START Rows

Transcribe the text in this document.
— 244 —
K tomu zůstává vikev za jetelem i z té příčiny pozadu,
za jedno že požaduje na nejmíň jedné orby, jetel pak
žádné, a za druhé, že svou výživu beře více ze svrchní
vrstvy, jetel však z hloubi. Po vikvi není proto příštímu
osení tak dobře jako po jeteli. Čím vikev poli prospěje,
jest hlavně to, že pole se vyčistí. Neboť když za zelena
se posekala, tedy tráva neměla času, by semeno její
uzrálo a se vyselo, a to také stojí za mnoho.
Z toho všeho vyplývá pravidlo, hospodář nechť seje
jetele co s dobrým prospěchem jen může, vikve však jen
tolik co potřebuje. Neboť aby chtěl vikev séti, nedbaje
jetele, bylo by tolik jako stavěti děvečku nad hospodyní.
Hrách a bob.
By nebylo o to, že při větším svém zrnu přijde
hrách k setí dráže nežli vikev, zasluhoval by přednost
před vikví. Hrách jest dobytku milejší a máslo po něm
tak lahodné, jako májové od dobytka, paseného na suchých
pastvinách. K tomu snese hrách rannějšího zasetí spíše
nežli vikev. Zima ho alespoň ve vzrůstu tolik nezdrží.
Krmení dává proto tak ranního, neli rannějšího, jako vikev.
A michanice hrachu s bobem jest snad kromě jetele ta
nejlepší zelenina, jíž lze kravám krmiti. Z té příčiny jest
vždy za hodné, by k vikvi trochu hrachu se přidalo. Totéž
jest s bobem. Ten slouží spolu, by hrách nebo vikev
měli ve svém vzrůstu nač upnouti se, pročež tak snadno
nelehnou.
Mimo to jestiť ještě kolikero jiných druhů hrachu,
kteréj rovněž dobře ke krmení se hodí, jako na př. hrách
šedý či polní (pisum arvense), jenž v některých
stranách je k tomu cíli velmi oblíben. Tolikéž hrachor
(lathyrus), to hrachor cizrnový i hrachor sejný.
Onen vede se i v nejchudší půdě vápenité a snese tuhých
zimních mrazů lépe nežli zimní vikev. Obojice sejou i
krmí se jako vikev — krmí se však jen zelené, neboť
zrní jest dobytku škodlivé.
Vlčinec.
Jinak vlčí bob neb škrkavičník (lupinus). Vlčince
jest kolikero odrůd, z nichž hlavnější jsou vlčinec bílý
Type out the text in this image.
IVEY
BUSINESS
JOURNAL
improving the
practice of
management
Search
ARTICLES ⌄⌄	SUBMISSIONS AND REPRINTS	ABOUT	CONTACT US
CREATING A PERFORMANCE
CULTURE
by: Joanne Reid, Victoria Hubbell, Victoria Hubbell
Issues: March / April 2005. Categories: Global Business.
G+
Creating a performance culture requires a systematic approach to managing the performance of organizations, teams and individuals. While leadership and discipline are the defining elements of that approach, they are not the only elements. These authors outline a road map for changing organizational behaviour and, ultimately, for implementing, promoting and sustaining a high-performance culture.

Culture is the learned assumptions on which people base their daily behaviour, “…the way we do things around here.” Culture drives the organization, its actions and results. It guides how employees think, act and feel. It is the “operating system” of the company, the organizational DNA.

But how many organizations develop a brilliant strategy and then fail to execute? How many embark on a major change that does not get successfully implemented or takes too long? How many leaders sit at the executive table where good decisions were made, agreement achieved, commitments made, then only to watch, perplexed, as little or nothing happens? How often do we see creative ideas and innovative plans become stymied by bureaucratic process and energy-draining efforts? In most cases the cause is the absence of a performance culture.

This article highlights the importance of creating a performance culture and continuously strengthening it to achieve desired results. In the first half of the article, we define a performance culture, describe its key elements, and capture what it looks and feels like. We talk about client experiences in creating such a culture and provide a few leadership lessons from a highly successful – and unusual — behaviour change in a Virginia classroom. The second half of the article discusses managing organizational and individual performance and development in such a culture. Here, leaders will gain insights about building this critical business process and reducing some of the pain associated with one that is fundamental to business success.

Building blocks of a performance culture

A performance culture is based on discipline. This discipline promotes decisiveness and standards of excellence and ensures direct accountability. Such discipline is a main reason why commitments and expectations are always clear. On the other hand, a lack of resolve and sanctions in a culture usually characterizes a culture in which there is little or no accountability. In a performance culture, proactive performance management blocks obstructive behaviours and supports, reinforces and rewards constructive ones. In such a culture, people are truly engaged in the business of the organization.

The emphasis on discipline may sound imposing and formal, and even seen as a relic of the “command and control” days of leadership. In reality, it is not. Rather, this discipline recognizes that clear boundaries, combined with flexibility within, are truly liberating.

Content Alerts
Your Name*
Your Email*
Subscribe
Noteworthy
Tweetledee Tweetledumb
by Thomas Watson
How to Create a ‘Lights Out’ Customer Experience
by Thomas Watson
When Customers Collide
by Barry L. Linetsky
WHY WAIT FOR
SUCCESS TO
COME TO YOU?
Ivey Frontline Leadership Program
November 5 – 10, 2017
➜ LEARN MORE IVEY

END Rows

§ Aim: Return all of the above records exactly, leaving no line out.

§ Task answer:
Transcribe the text in this document.
— 244 —
K tomu zůstává vikev za jetelem i z té příčiny pozadu,
za jedno že požaduje na nejmíň jedné orby, jetel pak
žádné, a za druhé, že svou výživu beře více ze svrchní
vrstvy, jetel však z hloubi. Po vikvi není proto příštímu
osení tak dobře jako po jeteli. Čím vikev poli prospěje,
jest hlavně to, že pole se vyčistí. Neboť když za zelena
se posekala, tedy tráva neměla času, by semeno její
uzrálo a se vyselo, a to také stojí za mnoho.
Z toho všeho vyplývá pravidlo, hospodář nechť seje
jetele co s dobrým prospěchem jen může, vikve však jen
tolik co potřebuje. Neboť aby chtěl vikev séti, nedbaje
jetele, bylo by tolik jako stavěti děvečku nad hospodyní.
Hrách a bob.
By nebylo o to, že při větším svém zrnu přijde
hrách k setí dráže nežli vikev, zasluhoval by přednost
před vikví. Hrách jest dobytku milejší a máslo po něm
tak lahodné, jako májové od dobytka, paseného na suchých
pastvinách. K tomu snese hrách rannějšího zasetí spíše
nežli vikev. Zima ho alespoň ve vzrůstu tolik nezdrží.
Krmení dává proto tak ranního, neli rannějšího, jako vikev.
A michanice hrachu s bobem jest snad kromě jetele ta
nejlepší zelenina, jíž lze kravám krmiti. Z té příčiny jest
vždy za hodné, by k vikvi trochu hrachu se přidalo. Totéž
jest s bobem. Ten slouží spolu, by hrách nebo vikev
měli ve svém vzrůstu nač upnouti se, pročež tak snadno
nelehnou.
Mimo to jestiť ještě kolikero jiných druhů hrachu,
kteréj rovněž dobře ke krmení se hodí, jako na př. hrách
šedý či polní (pisum arvense), jenž v některých
stranách je k tomu cíli velmi oblíben. Tolikéž hrachor
(lathyrus), to hrachor cizrnový i hrachor sejný.
Onen vede se i v nejchudší půdě vápenité a snese tuhých
zimních mrazů lépe nežli zimní vikev. Obojice sejou i
krmí se jako vikev — krmí se však jen zelené, neboť
zrní jest dobytku škodlivé.
Vlčinec.
Jinak vlčí bob neb škrkavičník (lupinus). Vlčince
jest kolikero odrůd, z nichž hlavnější jsou vlčinec bílý
Type out the text in this image.
IVEY
BUSINESS
JOURNAL
improving the
practice of
management
Search
ARTICLES ⌄⌄	SUBMISSIONS AND REPRINTS	ABOUT	CONTACT US
CREATING A PERFORMANCE
CULTURE
by: Joanne Reid, Victoria Hubbell, Victoria Hubbell
Issues: March / April 2005. Categories: Global Business.
G+
Creating a performance culture requires a systematic approach to managing the performance of organizations, teams and individuals. While leadership and discipline are the defining elements of that approach, they are not the only elements. These authors outline a road map for changing organizational behaviour and, ultimately, for implementing, promoting and sustaining a high-performance culture.

Culture is the learned assumptions on which people base their daily behaviour, “…the way we do things around here.” Culture drives the organization, its actions and results. It guides how employees think, act and feel. It is the “operating system” of the company, the organizational DNA.

But how many organizations develop a brilliant strategy and then fail to execute? How many embark on a major change that does not get successfully implemented or takes too long? How many leaders sit at the executive table where good decisions were made, agreement achieved, commitments made, then only to watch, perplexed, as little or nothing happens? How often do we see creative ideas and innovative plans become stymied by bureaucratic process and energy-draining efforts? In most cases the cause is the absence of a performance culture.

This article highlights the importance of creating a performance culture and continuously strengthening it to achieve desired results. In the first half of the article, we define a performance culture, describe its key elements, and capture what it looks and feels like. We talk about client experiences in creating such a culture and provide a few leadership lessons from a highly successful – and unusual — behaviour change in a Virginia classroom. The second half of the article discusses managing organizational and individual performance and development in such a culture. Here, leaders will gain insights about building this critical business process and reducing some of the pain associated with one that is fundamental to business success.

Building blocks of a performance culture

A performance culture is based on discipline. This discipline promotes decisiveness and standards of excellence and ensures direct accountability. Such discipline is a main reason why commitments and expectations are always clear. On the other hand, a lack of resolve and sanctions in a culture usually characterizes a culture in which there is little or no accountability. In a performance culture, proactive performance management blocks obstructive behaviours and supports, reinforces and rewards constructive ones. In such a culture, people are truly engaged in the business of the organization.

The emphasis on discipline may sound imposing and formal, and even seen as a relic of the “command and control” days of leadership. In reality, it is not. Rather, this discipline recognizes that clear boundaries, combined with flexibility within, are truly liberating.

Content Alerts
Your Name*
Your Email*
Subscribe
Noteworthy
Tweetledee Tweetledumb
by Thomas Watson
How to Create a ‘Lights Out’ Customer Experience
by Thomas Watson
When Customers Collide
by Barry L. Linetsky
WHY WAIT FOR
SUCCESS TO
COME TO YOU?
Ivey Frontline Leadership Program
November 5 – 10, 2017
➜ LEARN MORE IVEY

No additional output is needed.